[Structured figure records]
•••

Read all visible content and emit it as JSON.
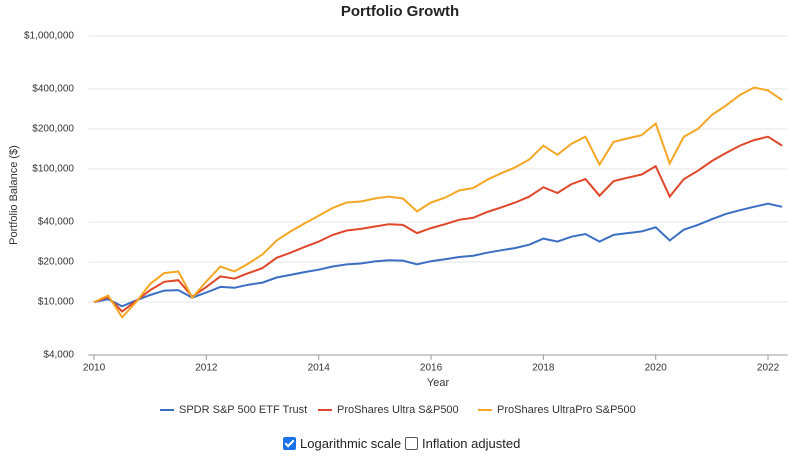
{
  "chart_data": {
    "type": "line",
    "title": "Portfolio Growth",
    "x_label": "Year",
    "y_label": "Portfolio Balance ($)",
    "log_scale": true,
    "grid": true,
    "legend": "bottom",
    "x": [
      2010,
      2010.25,
      2010.5,
      2010.75,
      2011,
      2011.25,
      2011.5,
      2011.75,
      2012,
      2012.25,
      2012.5,
      2012.75,
      2013,
      2013.25,
      2013.5,
      2013.75,
      2014,
      2014.25,
      2014.5,
      2014.75,
      2015,
      2015.25,
      2015.5,
      2015.75,
      2016,
      2016.25,
      2016.5,
      2016.75,
      2017,
      2017.25,
      2017.5,
      2017.75,
      2018,
      2018.25,
      2018.5,
      2018.75,
      2019,
      2019.25,
      2019.5,
      2019.75,
      2020,
      2020.25,
      2020.5,
      2020.75,
      2021,
      2021.25,
      2021.5,
      2021.75,
      2022,
      2022.25
    ],
    "xlim": [
      2009.9,
      2022.35
    ],
    "xticks": [
      2010,
      2012,
      2014,
      2016,
      2018,
      2020,
      2022
    ],
    "ylim": [
      4000,
      1000000
    ],
    "yticks": [
      {
        "value": 4000,
        "label": "$4,000"
      },
      {
        "value": 10000,
        "label": "$10,000"
      },
      {
        "value": 20000,
        "label": "$20,000"
      },
      {
        "value": 40000,
        "label": "$40,000"
      },
      {
        "value": 100000,
        "label": "$100,000"
      },
      {
        "value": 200000,
        "label": "$200,000"
      },
      {
        "value": 400000,
        "label": "$400,000"
      },
      {
        "value": 1000000,
        "label": "$1,000,000"
      }
    ],
    "series": [
      {
        "name": "SPDR S&P 500 ETF Trust",
        "color": "#3a6fc4",
        "values": [
          10000,
          10500,
          9300,
          10300,
          11300,
          12200,
          12300,
          10800,
          11800,
          13000,
          12800,
          13500,
          14000,
          15300,
          16000,
          16800,
          17500,
          18500,
          19200,
          19500,
          20200,
          20600,
          20500,
          19200,
          20300,
          21000,
          21800,
          22300,
          23500,
          24500,
          25500,
          27000,
          30000,
          28500,
          31000,
          32500,
          28500,
          32000,
          33000,
          34000,
          36500,
          29000,
          35000,
          38000,
          42000,
          46000,
          49000,
          52000,
          55000,
          52000
        ]
      },
      {
        "name": "ProShares Ultra S&P500",
        "color": "#e0472a",
        "values": [
          10000,
          10900,
          8500,
          10200,
          12300,
          14200,
          14600,
          11000,
          13000,
          15600,
          15000,
          16500,
          18000,
          21500,
          23500,
          26000,
          28500,
          32000,
          34500,
          35500,
          37000,
          38500,
          38000,
          33000,
          36000,
          38500,
          41500,
          43000,
          47500,
          51500,
          56000,
          62000,
          73000,
          66000,
          77000,
          84000,
          63000,
          81000,
          86000,
          91000,
          105000,
          62000,
          84000,
          97000,
          115000,
          132000,
          150000,
          165000,
          175000,
          150000
        ]
      },
      {
        "name": "ProShares UltraPro S&P500",
        "color": "#f5a623",
        "values": [
          10000,
          11200,
          7700,
          10000,
          13700,
          16500,
          17000,
          10800,
          14300,
          18500,
          17000,
          19500,
          22800,
          29000,
          34000,
          39000,
          44500,
          51000,
          56000,
          57000,
          60000,
          62000,
          60000,
          48000,
          56000,
          61000,
          69000,
          72000,
          83000,
          93000,
          103000,
          118000,
          150000,
          128000,
          155000,
          175000,
          108000,
          160000,
          170000,
          180000,
          220000,
          110000,
          175000,
          200000,
          255000,
          300000,
          360000,
          410000,
          390000,
          330000
        ]
      }
    ]
  },
  "controls": [
    {
      "label": "Logarithmic scale",
      "checked": true
    },
    {
      "label": "Inflation adjusted",
      "checked": false
    }
  ]
}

•••

- [Exercise goal]:
Each record above should be copied character for character, with pictures dropped.

- [The response]:
Read all visible content and emit it as JSON.
{
  "chart_data": {
    "type": "line",
    "title": "Portfolio Growth",
    "x_label": "Year",
    "y_label": "Portfolio Balance ($)",
    "log_scale": true,
    "grid": true,
    "legend": "bottom",
    "x": [
      2010,
      2010.25,
      2010.5,
      2010.75,
      2011,
      2011.25,
      2011.5,
      2011.75,
      2012,
      2012.25,
      2012.5,
      2012.75,
      2013,
      2013.25,
      2013.5,
      2013.75,
      2014,
      2014.25,
      2014.5,
      2014.75,
      2015,
      2015.25,
      2015.5,
      2015.75,
      2016,
      2016.25,
      2016.5,
      2016.75,
      2017,
      2017.25,
      2017.5,
      2017.75,
      2018,
      2018.25,
      2018.5,
      2018.75,
      2019,
      2019.25,
      2019.5,
      2019.75,
      2020,
      2020.25,
      2020.5,
      2020.75,
      2021,
      2021.25,
      2021.5,
      2021.75,
      2022,
      2022.25
    ],
    "xlim": [
      2009.9,
      2022.35
    ],
    "xticks": [
      2010,
      2012,
      2014,
      2016,
      2018,
      2020,
      2022
    ],
    "ylim": [
      4000,
      1000000
    ],
    "yticks": [
      {
        "value": 4000,
        "label": "$4,000"
      },
      {
        "value": 10000,
        "label": "$10,000"
      },
      {
        "value": 20000,
        "label": "$20,000"
      },
      {
        "value": 40000,
        "label": "$40,000"
      },
      {
        "value": 100000,
        "label": "$100,000"
      },
      {
        "value": 200000,
        "label": "$200,000"
      },
      {
        "value": 400000,
        "label": "$400,000"
      },
      {
        "value": 1000000,
        "label": "$1,000,000"
      }
    ],
    "series": [
      {
        "name": "SPDR S&P 500 ETF Trust",
        "color": "#3a6fc4",
        "values": [
          10000,
          10500,
          9300,
          10300,
          11300,
          12200,
          12300,
          10800,
          11800,
          13000,
          12800,
          13500,
          14000,
          15300,
          16000,
          16800,
          17500,
          18500,
          19200,
          19500,
          20200,
          20600,
          20500,
          19200,
          20300,
          21000,
          21800,
          22300,
          23500,
          24500,
          25500,
          27000,
          30000,
          28500,
          31000,
          32500,
          28500,
          32000,
          33000,
          34000,
          36500,
          29000,
          35000,
          38000,
          42000,
          46000,
          49000,
          52000,
          55000,
          52000
        ]
      },
      {
        "name": "ProShares Ultra S&P500",
        "color": "#e0472a",
        "values": [
          10000,
          10900,
          8500,
          10200,
          12300,
          14200,
          14600,
          11000,
          13000,
          15600,
          15000,
          16500,
          18000,
          21500,
          23500,
          26000,
          28500,
          32000,
          34500,
          35500,
          37000,
          38500,
          38000,
          33000,
          36000,
          38500,
          41500,
          43000,
          47500,
          51500,
          56000,
          62000,
          73000,
          66000,
          77000,
          84000,
          63000,
          81000,
          86000,
          91000,
          105000,
          62000,
          84000,
          97000,
          115000,
          132000,
          150000,
          165000,
          175000,
          150000
        ]
      },
      {
        "name": "ProShares UltraPro S&P500",
        "color": "#f5a623",
        "values": [
          10000,
          11200,
          7700,
          10000,
          13700,
          16500,
          17000,
          10800,
          14300,
          18500,
          17000,
          19500,
          22800,
          29000,
          34000,
          39000,
          44500,
          51000,
          56000,
          57000,
          60000,
          62000,
          60000,
          48000,
          56000,
          61000,
          69000,
          72000,
          83000,
          93000,
          103000,
          118000,
          150000,
          128000,
          155000,
          175000,
          108000,
          160000,
          170000,
          180000,
          220000,
          110000,
          175000,
          200000,
          255000,
          300000,
          360000,
          410000,
          390000,
          330000
        ]
      }
    ]
  },
  "controls": [
    {
      "label": "Logarithmic scale",
      "checked": true
    },
    {
      "label": "Inflation adjusted",
      "checked": false
    }
  ]
}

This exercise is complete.